Material ->
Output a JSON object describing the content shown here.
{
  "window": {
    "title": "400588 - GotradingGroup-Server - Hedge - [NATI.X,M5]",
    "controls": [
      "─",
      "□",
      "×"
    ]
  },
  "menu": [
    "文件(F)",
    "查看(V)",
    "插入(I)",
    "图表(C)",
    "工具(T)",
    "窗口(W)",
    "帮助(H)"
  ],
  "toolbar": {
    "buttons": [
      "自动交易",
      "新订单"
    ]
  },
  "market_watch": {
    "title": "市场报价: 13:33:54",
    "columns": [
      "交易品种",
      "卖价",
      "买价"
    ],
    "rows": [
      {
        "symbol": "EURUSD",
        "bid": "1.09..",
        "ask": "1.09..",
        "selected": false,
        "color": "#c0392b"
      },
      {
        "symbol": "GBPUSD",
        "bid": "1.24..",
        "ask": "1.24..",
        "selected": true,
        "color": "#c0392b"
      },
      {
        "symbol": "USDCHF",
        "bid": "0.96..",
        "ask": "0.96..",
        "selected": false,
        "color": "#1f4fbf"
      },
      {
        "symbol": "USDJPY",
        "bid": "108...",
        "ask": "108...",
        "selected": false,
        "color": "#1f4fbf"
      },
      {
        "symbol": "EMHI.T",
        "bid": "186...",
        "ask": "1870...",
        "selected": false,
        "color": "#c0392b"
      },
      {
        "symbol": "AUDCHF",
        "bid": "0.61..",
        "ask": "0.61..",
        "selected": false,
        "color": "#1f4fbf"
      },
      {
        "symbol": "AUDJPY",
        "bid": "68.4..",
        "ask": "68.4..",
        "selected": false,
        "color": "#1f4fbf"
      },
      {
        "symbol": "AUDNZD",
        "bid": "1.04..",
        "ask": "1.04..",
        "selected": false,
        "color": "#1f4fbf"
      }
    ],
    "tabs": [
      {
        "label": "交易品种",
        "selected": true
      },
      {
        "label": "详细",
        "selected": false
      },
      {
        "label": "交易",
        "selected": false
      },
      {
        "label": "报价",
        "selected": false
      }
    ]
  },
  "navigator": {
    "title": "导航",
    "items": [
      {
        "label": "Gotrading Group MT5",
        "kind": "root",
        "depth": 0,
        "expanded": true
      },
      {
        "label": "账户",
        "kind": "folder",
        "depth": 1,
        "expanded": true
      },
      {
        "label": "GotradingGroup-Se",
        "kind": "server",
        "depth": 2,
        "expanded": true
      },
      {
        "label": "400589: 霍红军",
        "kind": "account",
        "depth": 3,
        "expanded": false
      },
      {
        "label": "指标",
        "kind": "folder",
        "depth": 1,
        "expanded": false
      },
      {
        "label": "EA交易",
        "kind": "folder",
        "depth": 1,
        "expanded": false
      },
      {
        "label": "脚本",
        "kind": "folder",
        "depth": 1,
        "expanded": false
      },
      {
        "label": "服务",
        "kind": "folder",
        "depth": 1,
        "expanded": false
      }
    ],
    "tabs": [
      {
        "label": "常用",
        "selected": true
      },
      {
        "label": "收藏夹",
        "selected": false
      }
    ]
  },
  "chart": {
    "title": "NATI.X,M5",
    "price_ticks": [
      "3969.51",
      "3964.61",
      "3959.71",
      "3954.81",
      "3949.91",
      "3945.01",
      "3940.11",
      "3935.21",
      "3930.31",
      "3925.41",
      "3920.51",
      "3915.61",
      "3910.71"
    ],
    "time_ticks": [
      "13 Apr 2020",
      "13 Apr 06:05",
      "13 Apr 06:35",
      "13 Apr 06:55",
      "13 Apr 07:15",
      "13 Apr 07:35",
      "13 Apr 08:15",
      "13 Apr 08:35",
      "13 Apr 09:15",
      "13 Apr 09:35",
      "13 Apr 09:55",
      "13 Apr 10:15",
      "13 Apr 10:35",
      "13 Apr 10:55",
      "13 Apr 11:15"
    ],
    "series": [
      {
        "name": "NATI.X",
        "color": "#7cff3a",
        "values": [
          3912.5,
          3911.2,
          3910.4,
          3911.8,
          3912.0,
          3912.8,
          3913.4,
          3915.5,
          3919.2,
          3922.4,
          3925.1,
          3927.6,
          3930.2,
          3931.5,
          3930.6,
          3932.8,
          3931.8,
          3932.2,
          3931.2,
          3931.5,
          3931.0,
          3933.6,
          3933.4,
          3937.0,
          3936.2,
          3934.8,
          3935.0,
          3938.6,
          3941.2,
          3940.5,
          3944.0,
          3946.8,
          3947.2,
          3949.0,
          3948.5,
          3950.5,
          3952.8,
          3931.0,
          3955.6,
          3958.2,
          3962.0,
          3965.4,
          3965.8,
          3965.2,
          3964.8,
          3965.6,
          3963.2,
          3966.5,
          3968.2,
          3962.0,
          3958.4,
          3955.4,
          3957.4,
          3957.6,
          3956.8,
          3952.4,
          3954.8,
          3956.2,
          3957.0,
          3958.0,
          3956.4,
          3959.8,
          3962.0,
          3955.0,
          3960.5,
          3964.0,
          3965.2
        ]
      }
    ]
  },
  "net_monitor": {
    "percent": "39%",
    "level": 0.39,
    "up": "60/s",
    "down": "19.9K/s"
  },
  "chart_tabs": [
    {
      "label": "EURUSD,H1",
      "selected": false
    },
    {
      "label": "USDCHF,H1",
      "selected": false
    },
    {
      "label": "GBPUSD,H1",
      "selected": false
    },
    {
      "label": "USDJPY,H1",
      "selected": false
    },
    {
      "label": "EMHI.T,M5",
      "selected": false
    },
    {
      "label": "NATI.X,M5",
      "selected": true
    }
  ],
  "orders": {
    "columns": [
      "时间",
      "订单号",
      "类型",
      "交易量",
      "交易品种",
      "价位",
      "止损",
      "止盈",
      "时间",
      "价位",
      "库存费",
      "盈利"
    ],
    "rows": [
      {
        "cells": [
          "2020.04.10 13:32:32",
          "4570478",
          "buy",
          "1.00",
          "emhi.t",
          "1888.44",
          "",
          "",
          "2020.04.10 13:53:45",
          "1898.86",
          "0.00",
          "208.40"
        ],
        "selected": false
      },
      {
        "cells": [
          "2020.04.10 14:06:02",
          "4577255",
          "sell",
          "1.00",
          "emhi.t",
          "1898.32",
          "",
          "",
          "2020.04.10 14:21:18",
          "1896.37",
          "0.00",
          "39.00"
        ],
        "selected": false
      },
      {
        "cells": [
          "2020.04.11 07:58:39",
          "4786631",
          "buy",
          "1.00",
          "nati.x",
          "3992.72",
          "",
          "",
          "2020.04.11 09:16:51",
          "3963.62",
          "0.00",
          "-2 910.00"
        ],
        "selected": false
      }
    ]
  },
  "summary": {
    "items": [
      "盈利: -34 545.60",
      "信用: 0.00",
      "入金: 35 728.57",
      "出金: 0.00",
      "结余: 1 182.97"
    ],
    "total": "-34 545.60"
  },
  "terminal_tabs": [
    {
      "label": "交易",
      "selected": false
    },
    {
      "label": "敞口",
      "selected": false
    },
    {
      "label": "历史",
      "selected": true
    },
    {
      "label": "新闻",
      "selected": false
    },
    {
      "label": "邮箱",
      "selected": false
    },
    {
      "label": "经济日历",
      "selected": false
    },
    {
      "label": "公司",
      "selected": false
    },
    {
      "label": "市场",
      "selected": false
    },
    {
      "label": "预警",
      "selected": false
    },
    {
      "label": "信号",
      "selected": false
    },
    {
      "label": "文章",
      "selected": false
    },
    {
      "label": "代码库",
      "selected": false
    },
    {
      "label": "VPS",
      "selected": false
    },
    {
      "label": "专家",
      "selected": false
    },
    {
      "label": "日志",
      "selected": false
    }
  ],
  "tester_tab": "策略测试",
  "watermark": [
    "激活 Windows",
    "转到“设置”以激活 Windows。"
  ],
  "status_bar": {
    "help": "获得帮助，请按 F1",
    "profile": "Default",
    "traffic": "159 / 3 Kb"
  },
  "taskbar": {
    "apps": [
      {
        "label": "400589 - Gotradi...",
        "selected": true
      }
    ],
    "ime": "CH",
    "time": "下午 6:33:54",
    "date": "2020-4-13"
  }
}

To do -> In the records above, collect each line with "title".

Output of the exercise ->
    "title": "400588 - GotradingGroup-Server - Hedge - [NATI.X,M5]",
    "title": "市场报价: 13:33:54",
    "title": "导航",
    "title": "NATI.X,M5",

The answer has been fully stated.